— Start Exercise materials —
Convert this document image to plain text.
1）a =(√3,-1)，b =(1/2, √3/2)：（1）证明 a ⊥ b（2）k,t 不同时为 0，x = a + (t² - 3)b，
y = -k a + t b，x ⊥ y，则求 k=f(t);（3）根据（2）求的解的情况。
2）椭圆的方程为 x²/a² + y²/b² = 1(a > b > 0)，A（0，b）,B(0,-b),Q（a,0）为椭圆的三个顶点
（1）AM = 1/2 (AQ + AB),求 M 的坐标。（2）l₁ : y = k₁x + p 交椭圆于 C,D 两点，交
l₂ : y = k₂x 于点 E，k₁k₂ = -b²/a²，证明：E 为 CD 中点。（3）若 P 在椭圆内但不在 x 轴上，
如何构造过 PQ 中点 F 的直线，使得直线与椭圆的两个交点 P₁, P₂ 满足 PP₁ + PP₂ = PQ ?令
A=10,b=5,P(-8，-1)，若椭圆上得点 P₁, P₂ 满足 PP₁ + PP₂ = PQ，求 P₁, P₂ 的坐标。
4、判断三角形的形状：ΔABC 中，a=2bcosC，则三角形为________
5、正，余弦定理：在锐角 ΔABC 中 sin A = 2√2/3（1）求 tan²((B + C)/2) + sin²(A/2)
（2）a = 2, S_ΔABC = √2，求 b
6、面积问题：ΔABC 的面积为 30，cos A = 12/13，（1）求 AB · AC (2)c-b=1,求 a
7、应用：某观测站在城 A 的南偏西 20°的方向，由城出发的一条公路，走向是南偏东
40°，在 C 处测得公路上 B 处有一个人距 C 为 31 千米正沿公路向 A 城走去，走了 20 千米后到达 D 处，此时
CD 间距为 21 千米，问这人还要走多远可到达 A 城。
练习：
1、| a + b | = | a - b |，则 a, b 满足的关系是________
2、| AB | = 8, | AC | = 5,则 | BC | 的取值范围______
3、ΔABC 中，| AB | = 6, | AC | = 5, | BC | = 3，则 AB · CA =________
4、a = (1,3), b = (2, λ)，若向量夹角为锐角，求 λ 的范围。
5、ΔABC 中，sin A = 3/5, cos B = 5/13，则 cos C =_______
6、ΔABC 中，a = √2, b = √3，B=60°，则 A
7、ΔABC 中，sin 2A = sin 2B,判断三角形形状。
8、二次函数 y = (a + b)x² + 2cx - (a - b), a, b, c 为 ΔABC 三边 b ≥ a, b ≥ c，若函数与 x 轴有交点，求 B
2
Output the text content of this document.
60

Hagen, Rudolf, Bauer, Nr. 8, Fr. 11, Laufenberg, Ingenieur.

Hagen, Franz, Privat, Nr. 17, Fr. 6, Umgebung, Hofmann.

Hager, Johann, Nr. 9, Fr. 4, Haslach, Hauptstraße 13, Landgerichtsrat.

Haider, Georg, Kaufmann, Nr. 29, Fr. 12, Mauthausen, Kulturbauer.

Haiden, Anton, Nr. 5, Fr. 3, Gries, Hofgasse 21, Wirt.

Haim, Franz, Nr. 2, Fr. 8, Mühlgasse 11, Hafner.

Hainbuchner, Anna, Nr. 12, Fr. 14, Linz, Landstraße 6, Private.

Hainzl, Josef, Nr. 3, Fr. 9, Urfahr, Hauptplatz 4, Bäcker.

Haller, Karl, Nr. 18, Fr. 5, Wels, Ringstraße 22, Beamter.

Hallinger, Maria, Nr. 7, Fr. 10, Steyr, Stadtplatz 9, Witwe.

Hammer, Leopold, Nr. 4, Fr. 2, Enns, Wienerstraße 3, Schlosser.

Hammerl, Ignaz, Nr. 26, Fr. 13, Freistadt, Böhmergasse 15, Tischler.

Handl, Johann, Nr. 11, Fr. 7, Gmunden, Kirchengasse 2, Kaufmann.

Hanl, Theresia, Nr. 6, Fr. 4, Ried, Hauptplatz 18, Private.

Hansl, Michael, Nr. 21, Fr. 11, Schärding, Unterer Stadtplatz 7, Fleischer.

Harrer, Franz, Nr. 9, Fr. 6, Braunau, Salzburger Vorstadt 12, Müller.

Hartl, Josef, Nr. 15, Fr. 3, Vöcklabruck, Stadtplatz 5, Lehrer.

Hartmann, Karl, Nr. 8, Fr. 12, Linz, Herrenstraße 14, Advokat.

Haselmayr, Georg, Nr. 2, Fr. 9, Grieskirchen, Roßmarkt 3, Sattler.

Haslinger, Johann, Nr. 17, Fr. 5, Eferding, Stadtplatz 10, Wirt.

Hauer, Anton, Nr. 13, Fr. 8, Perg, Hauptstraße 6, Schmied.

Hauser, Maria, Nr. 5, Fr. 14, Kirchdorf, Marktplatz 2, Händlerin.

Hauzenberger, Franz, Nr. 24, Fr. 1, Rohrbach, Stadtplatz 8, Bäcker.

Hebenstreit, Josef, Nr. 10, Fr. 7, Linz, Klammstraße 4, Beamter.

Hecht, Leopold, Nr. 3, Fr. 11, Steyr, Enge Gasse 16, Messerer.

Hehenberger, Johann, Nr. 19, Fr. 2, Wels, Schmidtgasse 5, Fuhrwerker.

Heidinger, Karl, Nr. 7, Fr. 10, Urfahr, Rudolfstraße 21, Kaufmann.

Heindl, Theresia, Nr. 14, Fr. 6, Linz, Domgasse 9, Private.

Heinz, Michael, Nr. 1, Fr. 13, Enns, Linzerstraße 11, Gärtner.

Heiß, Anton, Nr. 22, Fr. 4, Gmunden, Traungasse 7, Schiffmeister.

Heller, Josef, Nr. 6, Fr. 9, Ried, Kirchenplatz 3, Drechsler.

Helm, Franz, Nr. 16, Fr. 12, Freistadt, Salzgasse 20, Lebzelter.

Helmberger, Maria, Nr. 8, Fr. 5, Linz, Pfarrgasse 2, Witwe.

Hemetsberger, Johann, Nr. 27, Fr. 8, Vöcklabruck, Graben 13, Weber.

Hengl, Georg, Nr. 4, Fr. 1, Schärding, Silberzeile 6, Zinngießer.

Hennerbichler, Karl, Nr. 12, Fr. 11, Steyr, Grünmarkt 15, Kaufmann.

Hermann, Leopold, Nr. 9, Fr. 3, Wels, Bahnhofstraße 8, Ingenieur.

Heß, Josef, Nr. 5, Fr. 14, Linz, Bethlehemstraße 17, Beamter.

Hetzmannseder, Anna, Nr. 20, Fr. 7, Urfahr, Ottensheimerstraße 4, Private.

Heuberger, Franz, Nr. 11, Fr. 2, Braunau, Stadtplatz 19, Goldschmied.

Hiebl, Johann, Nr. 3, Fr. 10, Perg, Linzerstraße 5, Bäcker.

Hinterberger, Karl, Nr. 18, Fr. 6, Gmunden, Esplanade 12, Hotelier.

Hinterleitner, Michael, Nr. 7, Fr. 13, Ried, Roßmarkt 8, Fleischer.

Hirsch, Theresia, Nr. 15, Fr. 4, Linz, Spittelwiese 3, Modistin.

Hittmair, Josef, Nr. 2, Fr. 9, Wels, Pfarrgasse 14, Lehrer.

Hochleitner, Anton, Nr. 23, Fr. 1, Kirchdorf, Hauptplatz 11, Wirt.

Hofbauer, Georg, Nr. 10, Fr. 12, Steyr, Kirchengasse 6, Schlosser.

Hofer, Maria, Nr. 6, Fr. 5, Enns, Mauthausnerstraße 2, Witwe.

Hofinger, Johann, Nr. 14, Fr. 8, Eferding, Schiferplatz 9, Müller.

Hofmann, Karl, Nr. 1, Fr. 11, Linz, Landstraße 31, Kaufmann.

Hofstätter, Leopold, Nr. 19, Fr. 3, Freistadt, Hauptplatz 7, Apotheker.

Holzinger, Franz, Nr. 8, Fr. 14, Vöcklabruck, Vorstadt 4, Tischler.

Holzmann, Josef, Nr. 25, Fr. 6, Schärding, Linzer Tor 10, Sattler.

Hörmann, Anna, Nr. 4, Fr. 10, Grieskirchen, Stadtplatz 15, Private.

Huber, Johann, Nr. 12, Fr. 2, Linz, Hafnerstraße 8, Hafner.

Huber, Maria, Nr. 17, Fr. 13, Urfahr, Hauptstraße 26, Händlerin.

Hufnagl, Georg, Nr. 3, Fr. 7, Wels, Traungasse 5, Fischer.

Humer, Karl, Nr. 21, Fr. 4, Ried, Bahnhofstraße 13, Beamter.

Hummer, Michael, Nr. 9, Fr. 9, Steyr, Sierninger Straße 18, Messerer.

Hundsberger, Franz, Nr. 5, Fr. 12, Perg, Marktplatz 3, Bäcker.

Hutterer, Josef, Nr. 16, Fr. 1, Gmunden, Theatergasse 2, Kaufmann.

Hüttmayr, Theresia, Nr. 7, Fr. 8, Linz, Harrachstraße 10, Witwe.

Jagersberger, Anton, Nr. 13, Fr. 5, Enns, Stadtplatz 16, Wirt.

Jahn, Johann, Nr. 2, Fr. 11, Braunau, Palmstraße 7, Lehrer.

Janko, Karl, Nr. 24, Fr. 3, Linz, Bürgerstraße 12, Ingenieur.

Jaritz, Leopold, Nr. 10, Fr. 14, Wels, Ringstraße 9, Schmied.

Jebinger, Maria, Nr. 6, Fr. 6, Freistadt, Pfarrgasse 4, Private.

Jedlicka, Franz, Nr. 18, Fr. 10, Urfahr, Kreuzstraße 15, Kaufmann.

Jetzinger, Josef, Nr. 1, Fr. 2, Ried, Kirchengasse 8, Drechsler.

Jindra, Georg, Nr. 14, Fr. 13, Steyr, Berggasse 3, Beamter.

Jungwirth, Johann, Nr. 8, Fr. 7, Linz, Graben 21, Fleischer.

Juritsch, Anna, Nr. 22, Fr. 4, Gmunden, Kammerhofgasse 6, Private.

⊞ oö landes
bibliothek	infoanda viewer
— End Exercise materials —
__Work instructions__: Read the entries and pick out all lines that include the word "Lehrer".

__Response to this exercise__:
Hartl, Josef, Nr. 15, Fr. 3, Vöcklabruck, Stadtplatz 5, Lehrer.
Hittmair, Josef, Nr. 2, Fr. 9, Wels, Pfarrgasse 14, Lehrer.
Jahn, Johann, Nr. 2, Fr. 11, Braunau, Palmstraße 7, Lehrer.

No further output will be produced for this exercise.